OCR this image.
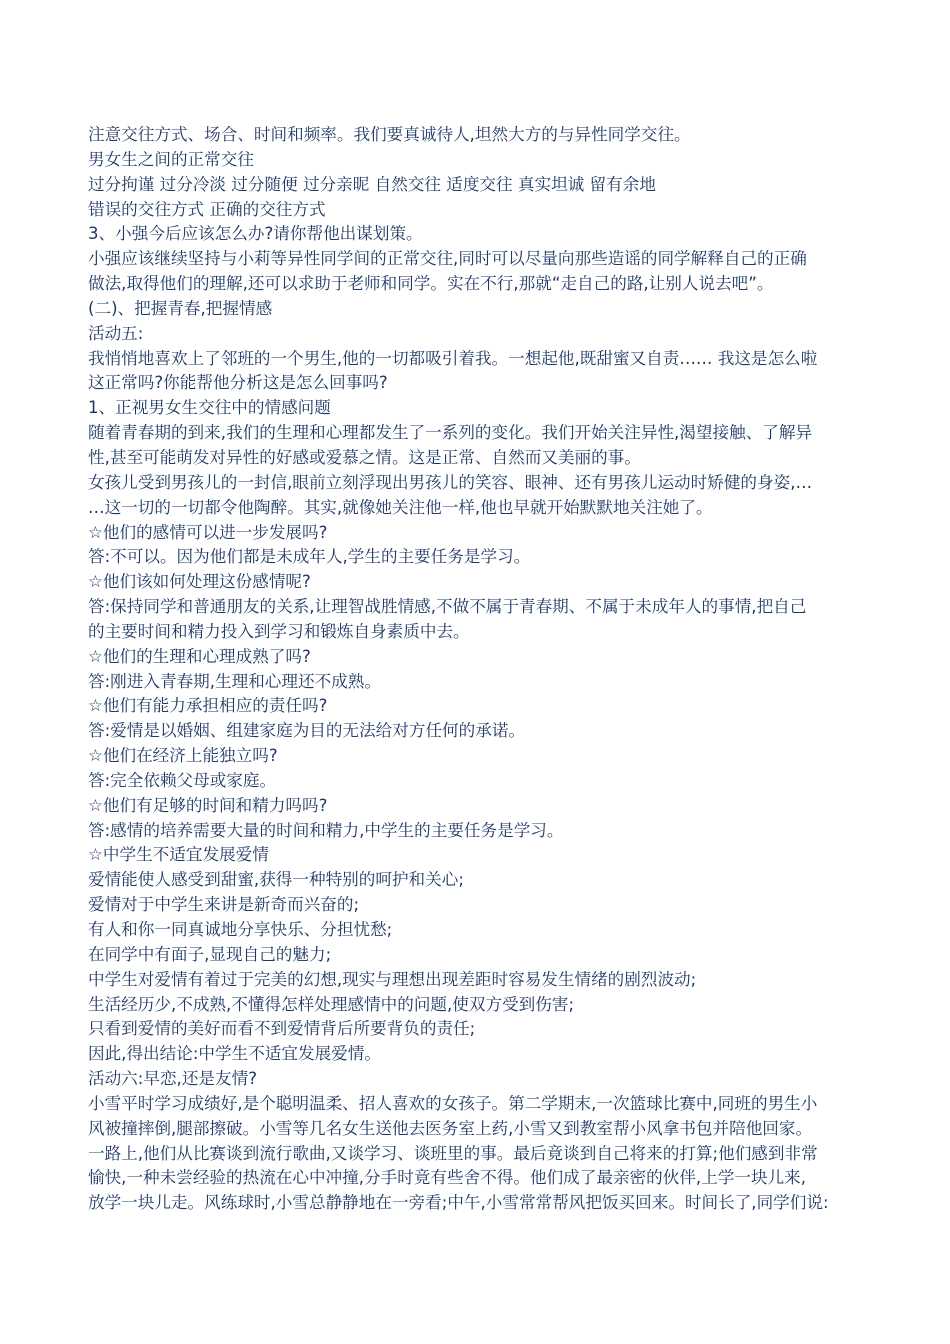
注意交往方式、场合、时间和频率。我们要真诚待人,坦然大方的与异性同学交往。
男女生之间的正常交往
过分拘谨 过分冷淡 过分随便 过分亲昵 自然交往 适度交往 真实坦诚 留有余地
错误的交往方式 正确的交往方式
3、小强今后应该怎么办?请你帮他出谋划策。
小强应该继续坚持与小莉等异性同学间的正常交往,同时可以尽量向那些造谣的同学解释自己的正确
做法,取得他们的理解,还可以求助于老师和同学。实在不行,那就“走自己的路,让别人说去吧”。
(二)、把握青春,把握情感
活动五:
我悄悄地喜欢上了邻班的一个男生,他的一切都吸引着我。一想起他,既甜蜜又自责…… 我这是怎么啦
这正常吗?你能帮他分析这是怎么回事吗?
1、正视男女生交往中的情感问题
随着青春期的到来,我们的生理和心理都发生了一系列的变化。我们开始关注异性,渴望接触、了解异
性,甚至可能萌发对异性的好感或爱慕之情。这是正常、自然而又美丽的事。
女孩儿受到男孩儿的一封信,眼前立刻浮现出男孩儿的笑容、眼神、还有男孩儿运动时矫健的身姿,…
…这一切的一切都令他陶醉。其实,就像她关注他一样,他也早就开始默默地关注她了。
☆他们的感情可以进一步发展吗?
答:不可以。因为他们都是未成年人,学生的主要任务是学习。
☆他们该如何处理这份感情呢?
答:保持同学和普通朋友的关系,让理智战胜情感,不做不属于青春期、不属于未成年人的事情,把自己
的主要时间和精力投入到学习和锻炼自身素质中去。
☆他们的生理和心理成熟了吗?
答:刚进入青春期,生理和心理还不成熟。
☆他们有能力承担相应的责任吗?
答:爱情是以婚姻、组建家庭为目的无法给对方任何的承诺。
☆他们在经济上能独立吗?
答:完全依赖父母或家庭。
☆他们有足够的时间和精力吗吗?
答:感情的培养需要大量的时间和精力,中学生的主要任务是学习。
☆中学生不适宜发展爱情
爱情能使人感受到甜蜜,获得一种特别的呵护和关心;
爱情对于中学生来讲是新奇而兴奋的;
有人和你一同真诚地分享快乐、分担忧愁;
在同学中有面子,显现自己的魅力;
中学生对爱情有着过于完美的幻想,现实与理想出现差距时容易发生情绪的剧烈波动;
生活经历少,不成熟,不懂得怎样处理感情中的问题,使双方受到伤害;
只看到爱情的美好而看不到爱情背后所要背负的责任;
因此,得出结论:中学生不适宜发展爱情。
活动六:早恋,还是友情?
小雪平时学习成绩好,是个聪明温柔、招人喜欢的女孩子。第二学期末,一次篮球比赛中,同班的男生小
风被撞摔倒,腿部擦破。小雪等几名女生送他去医务室上药,小雪又到教室帮小风拿书包并陪他回家。
一路上,他们从比赛谈到流行歌曲,又谈学习、谈班里的事。最后竟谈到自己将来的打算;他们感到非常
愉快,一种未尝经验的热流在心中冲撞,分手时竟有些舍不得。他们成了最亲密的伙伴,上学一块儿来,
放学一块儿走。风练球时,小雪总静静地在一旁看;中午,小雪常常帮风把饭买回来。时间长了,同学们说:
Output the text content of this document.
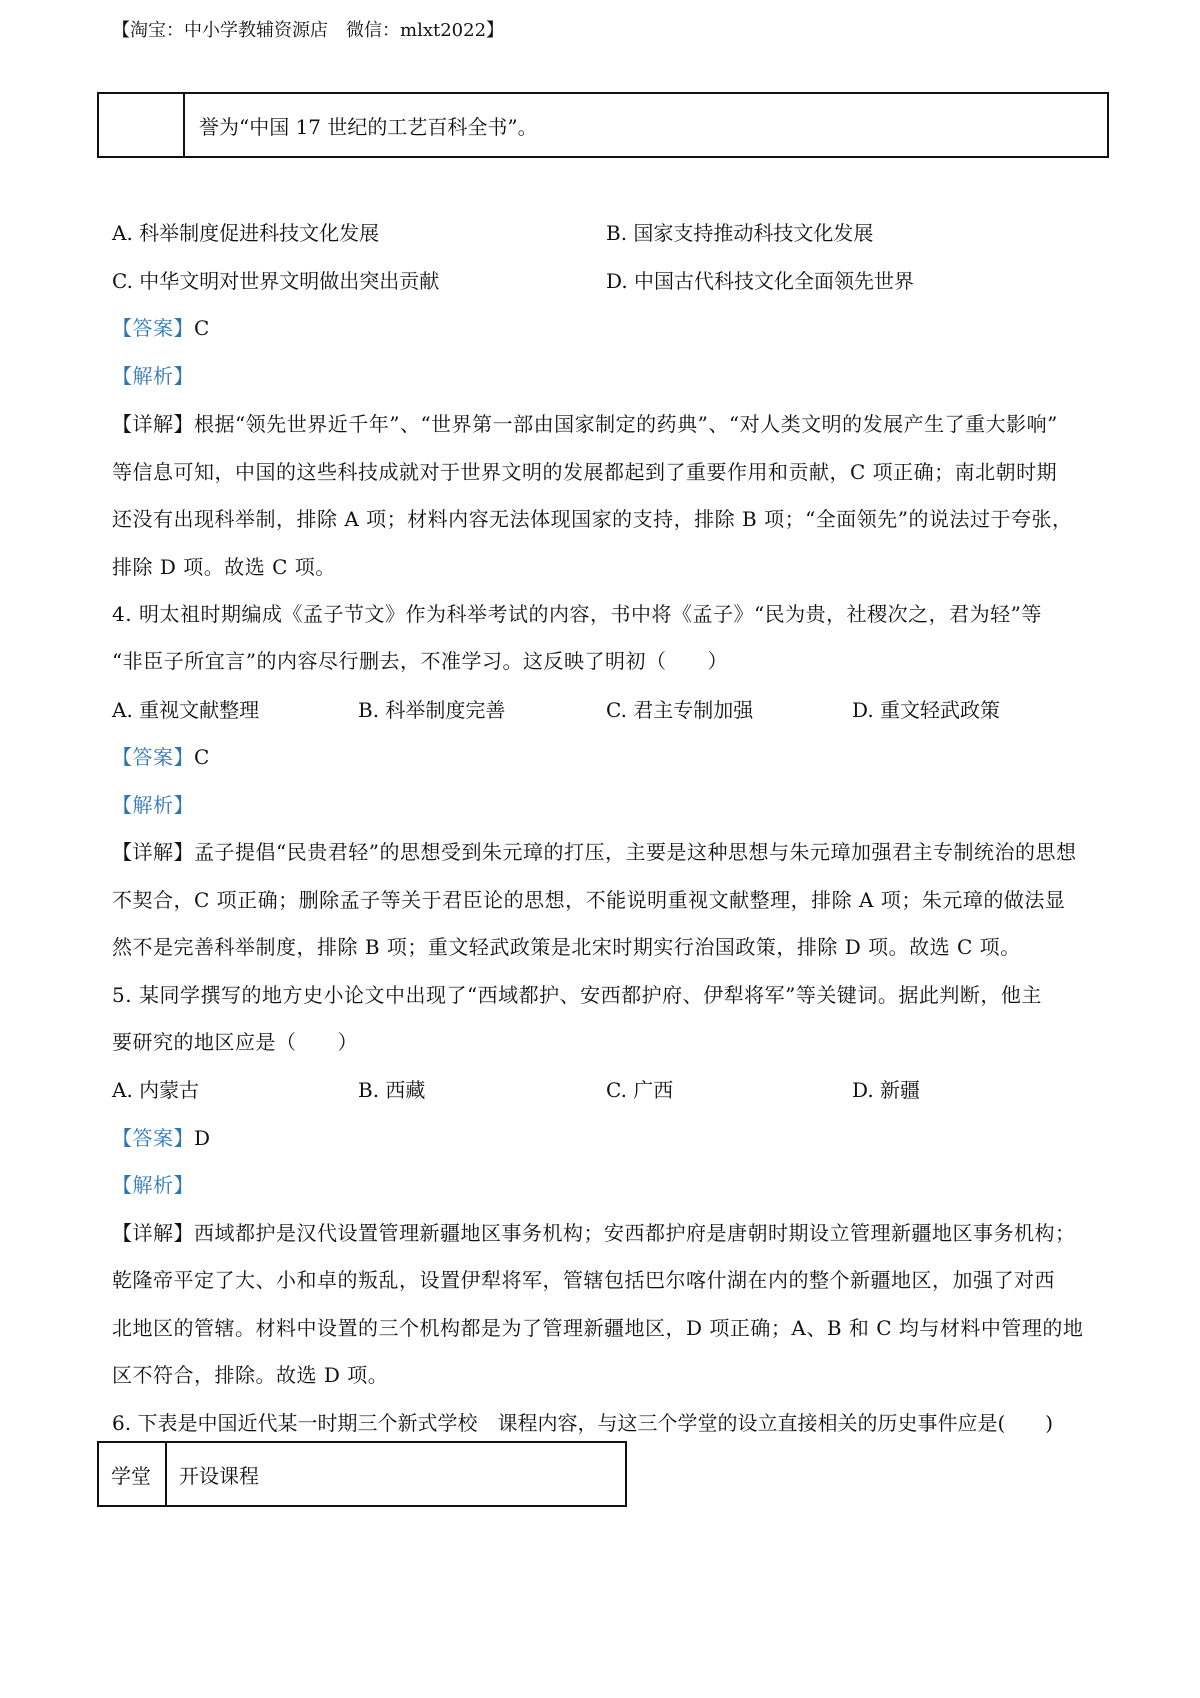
【淘宝：中小学教辅资源店　微信：mlxt2022】
	誉为“中国 17 世纪的工艺百科全书”。
A. 科举制度促进科技文化发展	B. 国家支持推动科技文化发展
C. 中华文明对世界文明做出突出贡献	D. 中国古代科技文化全面领先世界
【答案】C
【解析】
【详解】根据“领先世界近千年”、“世界第一部由国家制定的药典”、“对人类文明的发展产生了重大影响”
等信息可知，中国的这些科技成就对于世界文明的发展都起到了重要作用和贡献，C 项正确；南北朝时期
还没有出现科举制，排除 A 项；材料内容无法体现国家的支持，排除 B 项；“全面领先”的说法过于夸张，
排除 D 项。故选 C 项。
4. 明太祖时期编成《孟子节文》作为科举考试的内容，书中将《孟子》“民为贵，社稷次之，君为轻”等
“非臣子所宜言”的内容尽行删去，不准学习。这反映了明初（　　）
A. 重视文献整理	B. 科举制度完善	C. 君主专制加强	D. 重文轻武政策
【答案】C
【解析】
【详解】孟子提倡“民贵君轻”的思想受到朱元璋的打压，主要是这种思想与朱元璋加强君主专制统治的思想
不契合，C 项正确；删除孟子等关于君臣论的思想，不能说明重视文献整理，排除 A 项；朱元璋的做法显
然不是完善科举制度，排除 B 项；重文轻武政策是北宋时期实行治国政策，排除 D 项。故选 C 项。
5. 某同学撰写的地方史小论文中出现了“西域都护、安西都护府、伊犁将军”等关键词。据此判断，他主
要研究的地区应是（　　）
A. 内蒙古	B. 西藏	C. 广西	D. 新疆
【答案】D
【解析】
【详解】西域都护是汉代设置管理新疆地区事务机构；安西都护府是唐朝时期设立管理新疆地区事务机构；
乾隆帝平定了大、小和卓的叛乱，设置伊犁将军，管辖包括巴尔喀什湖在内的整个新疆地区，加强了对西
北地区的管辖。材料中设置的三个机构都是为了管理新疆地区，D 项正确；A、B 和 C 均与材料中管理的地
区不符合，排除。故选 D 项。
6. 下表是中国近代某一时期三个新式学校　课程内容，与这三个学堂的设立直接相关的历史事件应是(　　)
学堂	开设课程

* _Task goal_: Output all of the entries verbatim, leaving out any images.

* _Final answer_:
OCR this image.
注意交往方式、场合、时间和频率。我们要真诚待人,坦然大方的与异性同学交往。
男女生之间的正常交往
过分拘谨 过分冷淡 过分随便 过分亲昵 自然交往 适度交往 真实坦诚 留有余地
错误的交往方式 正确的交往方式
3、小强今后应该怎么办?请你帮他出谋划策。
小强应该继续坚持与小莉等异性同学间的正常交往,同时可以尽量向那些造谣的同学解释自己的正确
做法,取得他们的理解,还可以求助于老师和同学。实在不行,那就“走自己的路,让别人说去吧”。
(二)、把握青春,把握情感
活动五:
我悄悄地喜欢上了邻班的一个男生,他的一切都吸引着我。一想起他,既甜蜜又自责…… 我这是怎么啦
这正常吗?你能帮他分析这是怎么回事吗?
1、正视男女生交往中的情感问题
随着青春期的到来,我们的生理和心理都发生了一系列的变化。我们开始关注异性,渴望接触、了解异
性,甚至可能萌发对异性的好感或爱慕之情。这是正常、自然而又美丽的事。
女孩儿受到男孩儿的一封信,眼前立刻浮现出男孩儿的笑容、眼神、还有男孩儿运动时矫健的身姿,…
…这一切的一切都令他陶醉。其实,就像她关注他一样,他也早就开始默默地关注她了。
☆他们的感情可以进一步发展吗?
答:不可以。因为他们都是未成年人,学生的主要任务是学习。
☆他们该如何处理这份感情呢?
答:保持同学和普通朋友的关系,让理智战胜情感,不做不属于青春期、不属于未成年人的事情,把自己
的主要时间和精力投入到学习和锻炼自身素质中去。
☆他们的生理和心理成熟了吗?
答:刚进入青春期,生理和心理还不成熟。
☆他们有能力承担相应的责任吗?
答:爱情是以婚姻、组建家庭为目的无法给对方任何的承诺。
☆他们在经济上能独立吗?
答:完全依赖父母或家庭。
☆他们有足够的时间和精力吗吗?
答:感情的培养需要大量的时间和精力,中学生的主要任务是学习。
☆中学生不适宜发展爱情
爱情能使人感受到甜蜜,获得一种特别的呵护和关心;
爱情对于中学生来讲是新奇而兴奋的;
有人和你一同真诚地分享快乐、分担忧愁;
在同学中有面子,显现自己的魅力;
中学生对爱情有着过于完美的幻想,现实与理想出现差距时容易发生情绪的剧烈波动;
生活经历少,不成熟,不懂得怎样处理感情中的问题,使双方受到伤害;
只看到爱情的美好而看不到爱情背后所要背负的责任;
因此,得出结论:中学生不适宜发展爱情。
活动六:早恋,还是友情?
小雪平时学习成绩好,是个聪明温柔、招人喜欢的女孩子。第二学期末,一次篮球比赛中,同班的男生小
风被撞摔倒,腿部擦破。小雪等几名女生送他去医务室上药,小雪又到教室帮小风拿书包并陪他回家。
一路上,他们从比赛谈到流行歌曲,又谈学习、谈班里的事。最后竟谈到自己将来的打算;他们感到非常
愉快,一种未尝经验的热流在心中冲撞,分手时竟有些舍不得。他们成了最亲密的伙伴,上学一块儿来,
放学一块儿走。风练球时,小雪总静静地在一旁看;中午,小雪常常帮风把饭买回来。时间长了,同学们说:
Output the text content of this document.
【淘宝：中小学教辅资源店　微信：mlxt2022】
	誉为“中国 17 世纪的工艺百科全书”。
A. 科举制度促进科技文化发展	B. 国家支持推动科技文化发展
C. 中华文明对世界文明做出突出贡献	D. 中国古代科技文化全面领先世界
【答案】C
【解析】
【详解】根据“领先世界近千年”、“世界第一部由国家制定的药典”、“对人类文明的发展产生了重大影响”
等信息可知，中国的这些科技成就对于世界文明的发展都起到了重要作用和贡献，C 项正确；南北朝时期
还没有出现科举制，排除 A 项；材料内容无法体现国家的支持，排除 B 项；“全面领先”的说法过于夸张，
排除 D 项。故选 C 项。
4. 明太祖时期编成《孟子节文》作为科举考试的内容，书中将《孟子》“民为贵，社稷次之，君为轻”等
“非臣子所宜言”的内容尽行删去，不准学习。这反映了明初（　　）
A. 重视文献整理	B. 科举制度完善	C. 君主专制加强	D. 重文轻武政策
【答案】C
【解析】
【详解】孟子提倡“民贵君轻”的思想受到朱元璋的打压，主要是这种思想与朱元璋加强君主专制统治的思想
不契合，C 项正确；删除孟子等关于君臣论的思想，不能说明重视文献整理，排除 A 项；朱元璋的做法显
然不是完善科举制度，排除 B 项；重文轻武政策是北宋时期实行治国政策，排除 D 项。故选 C 项。
5. 某同学撰写的地方史小论文中出现了“西域都护、安西都护府、伊犁将军”等关键词。据此判断，他主
要研究的地区应是（　　）
A. 内蒙古	B. 西藏	C. 广西	D. 新疆
【答案】D
【解析】
【详解】西域都护是汉代设置管理新疆地区事务机构；安西都护府是唐朝时期设立管理新疆地区事务机构；
乾隆帝平定了大、小和卓的叛乱，设置伊犁将军，管辖包括巴尔喀什湖在内的整个新疆地区，加强了对西
北地区的管辖。材料中设置的三个机构都是为了管理新疆地区，D 项正确；A、B 和 C 均与材料中管理的地
区不符合，排除。故选 D 项。
6. 下表是中国近代某一时期三个新式学校　课程内容，与这三个学堂的设立直接相关的历史事件应是(　　)
学堂	开设课程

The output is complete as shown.